_PROBLEM TO SOLVE_
Using the material below, copy every line where "Calls" appears.

* BEGIN RECORDS SUPPLIED *

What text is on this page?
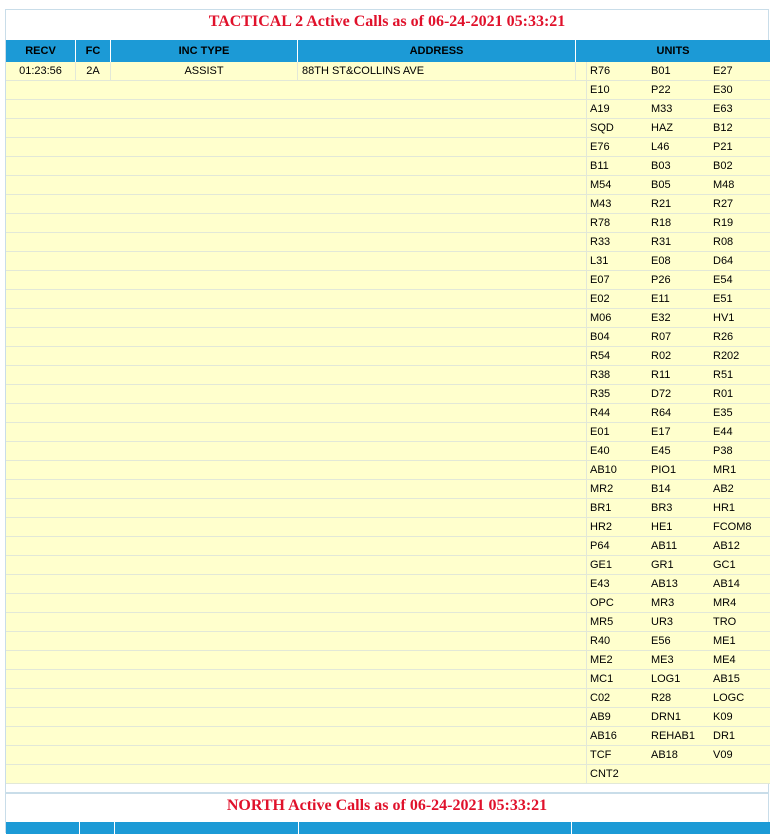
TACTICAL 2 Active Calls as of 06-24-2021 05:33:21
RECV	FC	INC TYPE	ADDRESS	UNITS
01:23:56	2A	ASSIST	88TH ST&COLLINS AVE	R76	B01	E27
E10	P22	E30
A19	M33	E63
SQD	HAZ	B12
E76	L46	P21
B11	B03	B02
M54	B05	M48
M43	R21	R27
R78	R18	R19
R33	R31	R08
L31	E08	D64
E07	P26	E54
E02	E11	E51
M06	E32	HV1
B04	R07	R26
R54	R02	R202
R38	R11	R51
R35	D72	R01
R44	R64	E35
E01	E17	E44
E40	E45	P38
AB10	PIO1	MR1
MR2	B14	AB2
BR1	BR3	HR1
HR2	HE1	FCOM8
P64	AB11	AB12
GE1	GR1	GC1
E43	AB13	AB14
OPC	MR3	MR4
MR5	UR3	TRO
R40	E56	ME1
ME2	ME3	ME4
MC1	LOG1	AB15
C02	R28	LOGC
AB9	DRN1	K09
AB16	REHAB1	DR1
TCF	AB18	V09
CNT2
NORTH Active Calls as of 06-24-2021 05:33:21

* END RECORDS SUPPLIED *

_RESPONSE TO THIS EXERCISE_
TACTICAL 2 Active Calls as of 06-24-2021 05:33:21
NORTH Active Calls as of 06-24-2021 05:33:21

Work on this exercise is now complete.